● **TÂCHES**:
1. Pouvez-vous recopier tel quel le passage de l'extrait sur la SA CHRISOLA qui va de « Sur les conclusions » jusqu'à « 2003 est annulé. » ?
2. Quelle suite donneriez-vous à l'extrait sur la SA CHRISOLA, en reprenant juste après sa dernière phrase ?

● **EXTRAIT**:
..............................

Considérant, en second lieu, qu'eu égard aux règles particulières susrappelées qui régissent l'entrée dans le patrimoine du bailleur, à l'expiration d'un bail à construction, des constructions édifiées par le preneur en exécution de ce bail, l'inscription à l'actif de la SA CHRISOLA des constructions en cause pour leur valeur vénale au lieu de leur prix de revient n'a donné lieu à aucune inscription au passif d'une créance d'une valeur égale à cette différence ; que le ministre est, par suite, fondé à soutenir que cette inscription a entraîné une augmentation de l'actif net à la clôture de l'exercice, dans la mesure de la différence entre la valeur vénale et le prix de revient des constructions, imposable en application du 2 précité de l'article 38 du code général des impôts ; que les dispositions de l'article 33 ter du code général des impôts, applicables en matière de bénéfices industriels et commerciaux en vertu des dispositions combinées des articles 14 et 33 bis du même code lorsque, comme en l'espèce, le titulaire des revenus des propriétés bâties est une entreprise commerciale, ne faisaient pas obstacle, contrairement à ce que soutient la SA CHRISOLA et à ce qu'a jugé le tribunal, à ce que le service imposât ce profit résultant de la variation de l'actif net à la clôture de l'exercice ; que, par suite, l'administration était fondée à intégrer la somme de 590 032 F, correspondant à ce profit, dans le bénéfice imposable de la SA CHRISOLA au titre de l'exercice clos en 1995 ;

Considérant qu'il appartient toutefois à la Cour administrative d'appel, saisie de l'ensemble du litige par l'effet dévolutif de l'appel d'examiner l'autre moyen soulevé en première instance par la SA CHRISOLA ;

Considérant que la SA CHRISOLA ne peut utilement se prévaloir, sur le fondement de l'article L.80 A du livre des procédures fiscales, de la doctrine administrative 4 A-223 du 1er septembre 1993 dès lors qu'elle ne contient aucune interprétation de la loi fiscale contraire à celle dont il vient d'être fait application ;

Considérant qu'il résulte de tout ce qui précède que le ministre de l'économie, des finances et de l'industrie est fondé à soutenir que c'est à tort que, par le jugement attaqué, le Tribunal administratif de Nantes a accordé à la SA CHRISOLA la décharge des suppléments d'impôt sur les sociétés et de contribution forfaitaire sur cet impôt ainsi que des pénalités y afférentes auxquels elle a été assujettie au titre de l'exercice clos en 1995 à raison de la réintégration dans son bénéfice imposable d'une somme de 590 032 F ;

Sur les conclusions de la SA CHRISOLA tendant à l'application des dispositions de l'article L.761-1 du code de justice administrative :

Considérant que ces dispositions font obstacle à ce que l'Etat qui n'est pas, dans la présente instance, la partie perdante, soit condamné à payer à la SA CHRISOLA la somme que celle-ci demande au titre des frais exposés par elle et non compris dans les dépens ;

DÉCIDE :

Article 1er : Le jugement du Tribunal administratif de Nantes en date du 16 juillet 2003 est annulé.

..............................

● **SEGMENT DE DONNÉES**:
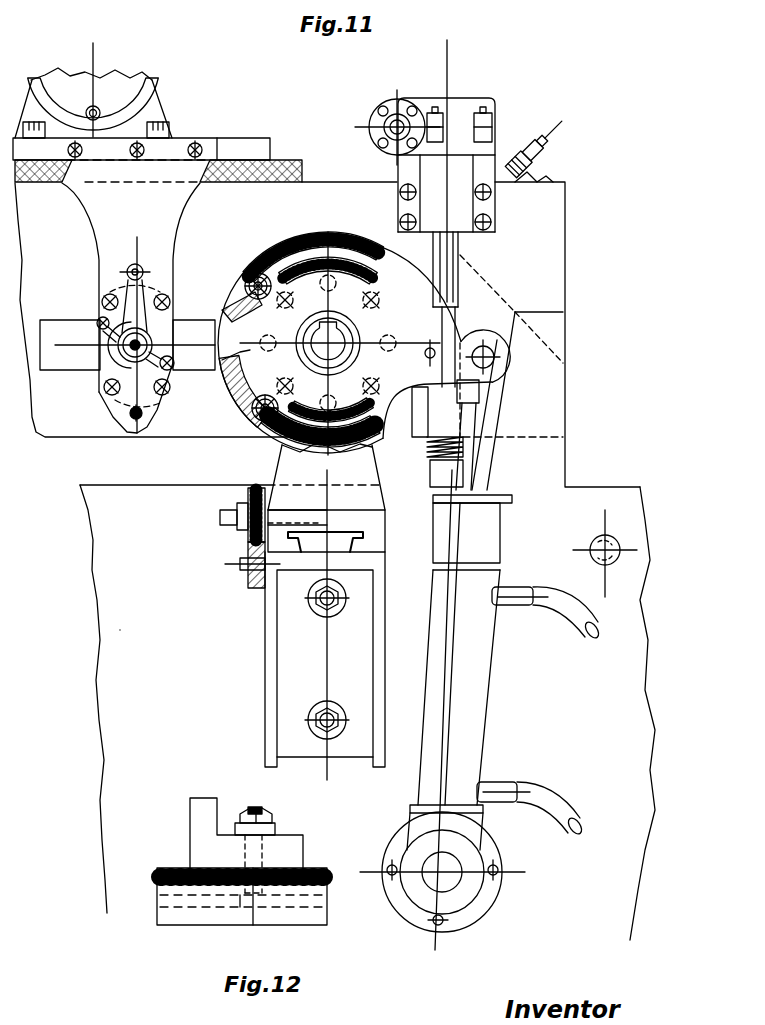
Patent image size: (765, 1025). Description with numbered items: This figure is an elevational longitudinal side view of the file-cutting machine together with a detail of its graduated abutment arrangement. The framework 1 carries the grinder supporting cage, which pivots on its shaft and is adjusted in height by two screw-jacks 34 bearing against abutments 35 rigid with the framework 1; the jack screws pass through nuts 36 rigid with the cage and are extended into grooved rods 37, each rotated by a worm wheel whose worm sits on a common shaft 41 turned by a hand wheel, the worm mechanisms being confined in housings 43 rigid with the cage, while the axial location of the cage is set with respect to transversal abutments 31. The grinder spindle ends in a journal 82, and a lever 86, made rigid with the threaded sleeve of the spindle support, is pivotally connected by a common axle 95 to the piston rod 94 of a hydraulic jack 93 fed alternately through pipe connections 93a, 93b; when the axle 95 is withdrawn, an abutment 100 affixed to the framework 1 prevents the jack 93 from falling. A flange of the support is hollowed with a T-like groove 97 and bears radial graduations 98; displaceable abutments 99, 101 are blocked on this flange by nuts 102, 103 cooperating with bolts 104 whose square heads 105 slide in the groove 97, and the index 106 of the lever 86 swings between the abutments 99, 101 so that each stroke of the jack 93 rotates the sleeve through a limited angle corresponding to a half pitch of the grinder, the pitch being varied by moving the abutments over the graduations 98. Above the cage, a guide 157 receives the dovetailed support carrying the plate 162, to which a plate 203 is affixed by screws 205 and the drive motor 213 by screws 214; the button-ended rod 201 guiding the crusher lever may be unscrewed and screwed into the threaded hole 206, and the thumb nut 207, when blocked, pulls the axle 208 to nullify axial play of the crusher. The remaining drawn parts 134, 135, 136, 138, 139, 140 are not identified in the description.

..............................

● **RÉPONSES SUCCESSIVES**:
1.
Sur les conclusions de la SA CHRISOLA tendant à l'application des dispositions de l'article L.761-1 du code de justice administrative :

Considérant que ces dispositions font obstacle à ce que l'Etat qui n'est pas, dans la présente instance, la partie perdante, soit condamné à payer à la SA CHRISOLA la somme que celle-ci demande au titre des frais exposés par elle et non compris dans les dépens ;

DÉCIDE :

Article 1er : Le jugement du Tribunal administratif de Nantes en date du 16 juillet 2003 est annulé.

2.
Article 2 : Les suppléments d'impôt sur les sociétés et de contribution forfaitaire sur cet impôt ainsi que les pénalités y afférentes auxquels la SA CHRISOLA a été assujettie au titre de l'exercice clos en 1995 et dont elle a été déchargée par le jugement attaqué sont remis à sa charge.

Article 3 : Les conclusions de la SA CHRISOLA tendant à l'application des dispositions de l'article L.761-1 du code de justice administrative sont rejetées.

Article 4 : Le présent arrêt sera notifié au ministre de l'économie, des finances et de l'industrie et à la SA CHRISOLA.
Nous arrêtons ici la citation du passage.